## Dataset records
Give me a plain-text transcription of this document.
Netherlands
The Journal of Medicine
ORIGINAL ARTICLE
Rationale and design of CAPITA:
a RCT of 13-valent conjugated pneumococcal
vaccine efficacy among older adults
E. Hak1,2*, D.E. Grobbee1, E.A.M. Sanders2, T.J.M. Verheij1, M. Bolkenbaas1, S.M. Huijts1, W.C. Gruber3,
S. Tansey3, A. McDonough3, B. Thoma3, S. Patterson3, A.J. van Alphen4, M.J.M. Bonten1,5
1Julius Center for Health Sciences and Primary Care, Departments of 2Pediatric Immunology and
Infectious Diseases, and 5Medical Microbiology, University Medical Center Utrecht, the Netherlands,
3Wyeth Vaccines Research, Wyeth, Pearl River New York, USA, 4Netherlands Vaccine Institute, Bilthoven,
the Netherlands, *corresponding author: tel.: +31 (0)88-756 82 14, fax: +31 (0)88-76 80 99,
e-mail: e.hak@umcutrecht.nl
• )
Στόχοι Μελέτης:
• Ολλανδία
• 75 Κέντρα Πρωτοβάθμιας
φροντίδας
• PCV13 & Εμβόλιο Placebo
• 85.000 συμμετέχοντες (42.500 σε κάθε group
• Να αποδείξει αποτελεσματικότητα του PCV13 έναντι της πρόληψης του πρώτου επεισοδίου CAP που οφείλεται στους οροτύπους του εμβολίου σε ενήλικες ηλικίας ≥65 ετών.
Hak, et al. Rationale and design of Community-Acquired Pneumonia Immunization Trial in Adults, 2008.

## Instructions for the task
Would you reproduce all the entries exactly?

## Output
Give me a plain-text transcription of this document.
Netherlands
The Journal of Medicine
ORIGINAL ARTICLE
Rationale and design of CAPITA:
a RCT of 13-valent conjugated pneumococcal
vaccine efficacy among older adults
E. Hak1,2*, D.E. Grobbee1, E.A.M. Sanders2, T.J.M. Verheij1, M. Bolkenbaas1, S.M. Huijts1, W.C. Gruber3,
S. Tansey3, A. McDonough3, B. Thoma3, S. Patterson3, A.J. van Alphen4, M.J.M. Bonten1,5
1Julius Center for Health Sciences and Primary Care, Departments of 2Pediatric Immunology and
Infectious Diseases, and 5Medical Microbiology, University Medical Center Utrecht, the Netherlands,
3Wyeth Vaccines Research, Wyeth, Pearl River New York, USA, 4Netherlands Vaccine Institute, Bilthoven,
the Netherlands, *corresponding author: tel.: +31 (0)88-756 82 14, fax: +31 (0)88-76 80 99,
e-mail: e.hak@umcutrecht.nl
• )
Στόχοι Μελέτης:
• Ολλανδία
• 75 Κέντρα Πρωτοβάθμιας
φροντίδας
• PCV13 & Εμβόλιο Placebo
• 85.000 συμμετέχοντες (42.500 σε κάθε group
• Να αποδείξει αποτελεσματικότητα του PCV13 έναντι της πρόληψης του πρώτου επεισοδίου CAP που οφείλεται στους οροτύπους του εμβολίου σε ενήλικες ηλικίας ≥65 ετών.
Hak, et al. Rationale and design of Community-Acquired Pneumonia Immunization Trial in Adults, 2008.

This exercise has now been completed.